[Directive]: Take the listing from its first line up to and including the line containing "chart-title: YRmax = 32", swap every "Bar" for "Rect", and reproduce those lines with nothing else altered.

[Provided material]:
* * * *

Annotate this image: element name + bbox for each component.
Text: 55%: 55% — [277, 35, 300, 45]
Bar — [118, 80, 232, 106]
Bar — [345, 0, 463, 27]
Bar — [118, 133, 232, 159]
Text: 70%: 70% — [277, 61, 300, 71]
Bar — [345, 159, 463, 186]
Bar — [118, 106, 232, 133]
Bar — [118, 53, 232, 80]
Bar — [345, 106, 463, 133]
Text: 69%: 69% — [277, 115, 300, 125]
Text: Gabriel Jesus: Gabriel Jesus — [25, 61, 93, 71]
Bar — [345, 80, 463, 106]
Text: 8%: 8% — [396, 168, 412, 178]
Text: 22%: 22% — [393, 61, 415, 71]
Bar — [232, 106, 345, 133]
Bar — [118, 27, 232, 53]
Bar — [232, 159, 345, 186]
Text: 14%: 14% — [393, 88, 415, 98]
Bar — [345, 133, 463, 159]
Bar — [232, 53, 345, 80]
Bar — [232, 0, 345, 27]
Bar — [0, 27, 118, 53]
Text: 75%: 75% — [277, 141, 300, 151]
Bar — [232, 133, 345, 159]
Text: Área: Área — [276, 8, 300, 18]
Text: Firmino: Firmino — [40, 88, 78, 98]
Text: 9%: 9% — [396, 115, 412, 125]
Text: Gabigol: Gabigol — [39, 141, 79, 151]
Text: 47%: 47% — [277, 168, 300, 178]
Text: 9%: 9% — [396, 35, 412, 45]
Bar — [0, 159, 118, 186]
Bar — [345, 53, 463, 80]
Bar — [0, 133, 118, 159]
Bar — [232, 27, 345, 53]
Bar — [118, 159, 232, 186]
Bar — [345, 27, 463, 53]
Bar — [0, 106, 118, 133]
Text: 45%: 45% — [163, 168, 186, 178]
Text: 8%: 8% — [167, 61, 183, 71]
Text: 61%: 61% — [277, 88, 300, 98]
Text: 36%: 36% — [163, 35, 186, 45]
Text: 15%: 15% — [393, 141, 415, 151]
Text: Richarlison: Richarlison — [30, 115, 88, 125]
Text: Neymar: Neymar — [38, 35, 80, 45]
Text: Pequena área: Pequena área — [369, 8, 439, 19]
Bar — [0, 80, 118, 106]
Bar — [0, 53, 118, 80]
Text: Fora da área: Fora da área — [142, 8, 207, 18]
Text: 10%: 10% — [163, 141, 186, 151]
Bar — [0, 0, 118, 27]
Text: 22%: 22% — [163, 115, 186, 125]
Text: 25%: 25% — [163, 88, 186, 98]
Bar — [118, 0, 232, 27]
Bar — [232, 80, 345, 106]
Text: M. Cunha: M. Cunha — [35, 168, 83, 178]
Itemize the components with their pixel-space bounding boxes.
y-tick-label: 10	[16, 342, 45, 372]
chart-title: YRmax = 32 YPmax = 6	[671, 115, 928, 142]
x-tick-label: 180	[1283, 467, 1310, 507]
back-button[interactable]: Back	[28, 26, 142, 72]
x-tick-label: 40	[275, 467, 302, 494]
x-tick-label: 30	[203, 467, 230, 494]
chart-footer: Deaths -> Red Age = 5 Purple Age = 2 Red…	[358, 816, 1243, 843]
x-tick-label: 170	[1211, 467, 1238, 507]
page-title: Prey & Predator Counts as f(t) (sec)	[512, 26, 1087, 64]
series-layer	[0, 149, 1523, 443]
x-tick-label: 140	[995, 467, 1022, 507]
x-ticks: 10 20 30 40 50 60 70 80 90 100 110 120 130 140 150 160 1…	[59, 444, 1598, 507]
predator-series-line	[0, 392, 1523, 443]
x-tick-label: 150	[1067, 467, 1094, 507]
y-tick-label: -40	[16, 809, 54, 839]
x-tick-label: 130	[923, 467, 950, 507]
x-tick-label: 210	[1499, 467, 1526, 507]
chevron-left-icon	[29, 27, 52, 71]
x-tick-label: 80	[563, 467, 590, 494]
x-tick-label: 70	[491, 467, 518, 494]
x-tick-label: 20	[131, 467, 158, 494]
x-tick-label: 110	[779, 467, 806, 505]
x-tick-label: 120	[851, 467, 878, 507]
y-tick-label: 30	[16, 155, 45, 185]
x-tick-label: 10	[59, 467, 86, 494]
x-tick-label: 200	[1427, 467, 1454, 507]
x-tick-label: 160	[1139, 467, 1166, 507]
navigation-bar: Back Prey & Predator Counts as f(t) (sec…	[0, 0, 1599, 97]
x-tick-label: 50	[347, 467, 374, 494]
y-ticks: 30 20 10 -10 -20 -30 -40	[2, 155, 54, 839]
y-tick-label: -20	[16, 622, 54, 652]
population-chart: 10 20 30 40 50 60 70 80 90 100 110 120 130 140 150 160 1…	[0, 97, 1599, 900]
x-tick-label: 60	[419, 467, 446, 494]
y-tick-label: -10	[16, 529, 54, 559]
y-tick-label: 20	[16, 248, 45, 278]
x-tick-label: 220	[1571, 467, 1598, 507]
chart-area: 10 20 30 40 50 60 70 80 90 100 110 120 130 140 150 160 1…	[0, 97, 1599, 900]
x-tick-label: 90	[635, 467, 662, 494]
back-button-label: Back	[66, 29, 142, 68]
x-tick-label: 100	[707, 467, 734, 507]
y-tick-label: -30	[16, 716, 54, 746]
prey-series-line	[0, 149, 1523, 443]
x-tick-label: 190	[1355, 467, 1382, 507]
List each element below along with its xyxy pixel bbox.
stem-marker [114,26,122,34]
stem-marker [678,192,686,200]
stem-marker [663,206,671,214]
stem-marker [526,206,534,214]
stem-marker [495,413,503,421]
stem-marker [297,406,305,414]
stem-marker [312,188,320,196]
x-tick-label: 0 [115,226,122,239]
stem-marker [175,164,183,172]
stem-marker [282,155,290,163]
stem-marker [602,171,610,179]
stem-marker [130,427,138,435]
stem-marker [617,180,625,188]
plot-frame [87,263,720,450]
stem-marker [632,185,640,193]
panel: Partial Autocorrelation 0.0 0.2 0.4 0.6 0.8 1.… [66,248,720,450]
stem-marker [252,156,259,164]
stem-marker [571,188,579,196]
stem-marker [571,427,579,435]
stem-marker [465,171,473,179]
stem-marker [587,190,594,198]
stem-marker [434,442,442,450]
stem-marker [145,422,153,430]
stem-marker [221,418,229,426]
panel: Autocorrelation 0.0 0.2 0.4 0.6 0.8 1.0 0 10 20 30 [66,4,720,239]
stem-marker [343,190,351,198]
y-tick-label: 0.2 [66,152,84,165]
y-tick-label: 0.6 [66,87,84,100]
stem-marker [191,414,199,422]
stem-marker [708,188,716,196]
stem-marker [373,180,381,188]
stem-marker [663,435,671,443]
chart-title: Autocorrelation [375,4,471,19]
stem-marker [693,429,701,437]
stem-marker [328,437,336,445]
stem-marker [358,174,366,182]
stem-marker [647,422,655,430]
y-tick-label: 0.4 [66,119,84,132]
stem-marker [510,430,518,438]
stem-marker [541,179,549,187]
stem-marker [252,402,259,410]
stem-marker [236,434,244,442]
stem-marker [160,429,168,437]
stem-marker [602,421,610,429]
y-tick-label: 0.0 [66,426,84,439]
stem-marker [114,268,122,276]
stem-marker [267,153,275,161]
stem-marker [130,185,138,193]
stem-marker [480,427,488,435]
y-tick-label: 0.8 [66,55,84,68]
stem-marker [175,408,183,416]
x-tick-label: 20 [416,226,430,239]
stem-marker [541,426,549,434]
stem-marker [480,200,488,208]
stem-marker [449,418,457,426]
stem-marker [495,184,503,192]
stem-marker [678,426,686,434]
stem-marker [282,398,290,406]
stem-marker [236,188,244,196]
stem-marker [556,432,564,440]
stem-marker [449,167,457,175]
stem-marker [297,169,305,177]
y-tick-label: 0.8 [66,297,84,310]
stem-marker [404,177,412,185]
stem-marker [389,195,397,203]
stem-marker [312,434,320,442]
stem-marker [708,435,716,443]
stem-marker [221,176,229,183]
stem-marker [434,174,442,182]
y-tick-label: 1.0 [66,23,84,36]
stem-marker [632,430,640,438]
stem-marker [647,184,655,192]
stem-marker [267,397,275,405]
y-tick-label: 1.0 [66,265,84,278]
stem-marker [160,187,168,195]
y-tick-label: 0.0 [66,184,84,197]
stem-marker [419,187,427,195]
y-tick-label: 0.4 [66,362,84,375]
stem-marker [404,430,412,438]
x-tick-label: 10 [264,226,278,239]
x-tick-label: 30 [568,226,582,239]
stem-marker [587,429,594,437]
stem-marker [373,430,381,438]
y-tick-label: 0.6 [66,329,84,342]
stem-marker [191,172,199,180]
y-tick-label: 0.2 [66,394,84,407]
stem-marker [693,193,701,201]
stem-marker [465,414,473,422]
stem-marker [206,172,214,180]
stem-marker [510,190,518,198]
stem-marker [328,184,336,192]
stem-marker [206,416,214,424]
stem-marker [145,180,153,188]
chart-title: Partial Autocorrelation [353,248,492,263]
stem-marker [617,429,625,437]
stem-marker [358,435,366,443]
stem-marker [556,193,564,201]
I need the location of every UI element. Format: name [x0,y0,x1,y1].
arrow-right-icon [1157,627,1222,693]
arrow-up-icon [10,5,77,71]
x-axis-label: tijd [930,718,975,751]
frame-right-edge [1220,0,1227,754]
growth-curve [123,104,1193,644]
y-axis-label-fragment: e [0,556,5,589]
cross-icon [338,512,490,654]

* * * *

[Response below]:
Annotate this image: element name + bbox for each component.
Text: 55%: 55% — [277, 35, 300, 45]
Rect — [118, 80, 232, 106]
Rect — [345, 0, 463, 27]
Rect — [118, 133, 232, 159]
Text: 70%: 70% — [277, 61, 300, 71]
Rect — [345, 159, 463, 186]
Rect — [118, 106, 232, 133]
Rect — [118, 53, 232, 80]
Rect — [345, 106, 463, 133]
Text: 69%: 69% — [277, 115, 300, 125]
Text: Gabriel Jesus: Gabriel Jesus — [25, 61, 93, 71]
Rect — [345, 80, 463, 106]
Text: 8%: 8% — [396, 168, 412, 178]
Text: 22%: 22% — [393, 61, 415, 71]
Rect — [232, 106, 345, 133]
Rect — [118, 27, 232, 53]
Rect — [232, 159, 345, 186]
Text: 14%: 14% — [393, 88, 415, 98]
Rect — [345, 133, 463, 159]
Rect — [232, 53, 345, 80]
Rect — [232, 0, 345, 27]
Rect — [0, 27, 118, 53]
Text: 75%: 75% — [277, 141, 300, 151]
Rect — [232, 133, 345, 159]
Text: Área: Área — [276, 8, 300, 18]
Text: Firmino: Firmino — [40, 88, 78, 98]
Text: 9%: 9% — [396, 115, 412, 125]
Text: Gabigol: Gabigol — [39, 141, 79, 151]
Text: 47%: 47% — [277, 168, 300, 178]
Text: 9%: 9% — [396, 35, 412, 45]
Rect — [0, 159, 118, 186]
Rect — [345, 53, 463, 80]
Rect — [0, 133, 118, 159]
Rect — [232, 27, 345, 53]
Rect — [118, 159, 232, 186]
Rect — [345, 27, 463, 53]
Rect — [0, 106, 118, 133]
Text: 45%: 45% — [163, 168, 186, 178]
Text: 8%: 8% — [167, 61, 183, 71]
Text: 61%: 61% — [277, 88, 300, 98]
Text: 36%: 36% — [163, 35, 186, 45]
Text: 15%: 15% — [393, 141, 415, 151]
Text: Richarlison: Richarlison — [30, 115, 88, 125]
Text: Neymar: Neymar — [38, 35, 80, 45]
Text: Pequena área: Pequena área — [369, 8, 439, 19]
Rect — [0, 80, 118, 106]
Rect — [0, 53, 118, 80]
Text: Fora da área: Fora da área — [142, 8, 207, 18]
Text: 10%: 10% — [163, 141, 186, 151]
Rect — [0, 0, 118, 27]
Text: 22%: 22% — [163, 115, 186, 125]
Text: 25%: 25% — [163, 88, 186, 98]
Rect — [118, 0, 232, 27]
Rect — [232, 80, 345, 106]
Text: M. Cunha: M. Cunha — [35, 168, 83, 178]
Itemize the components with their pixel-space bounding boxes.
y-tick-label: 10	[16, 342, 45, 372]
chart-title: YRmax = 32 YPmax = 6	[671, 115, 928, 142]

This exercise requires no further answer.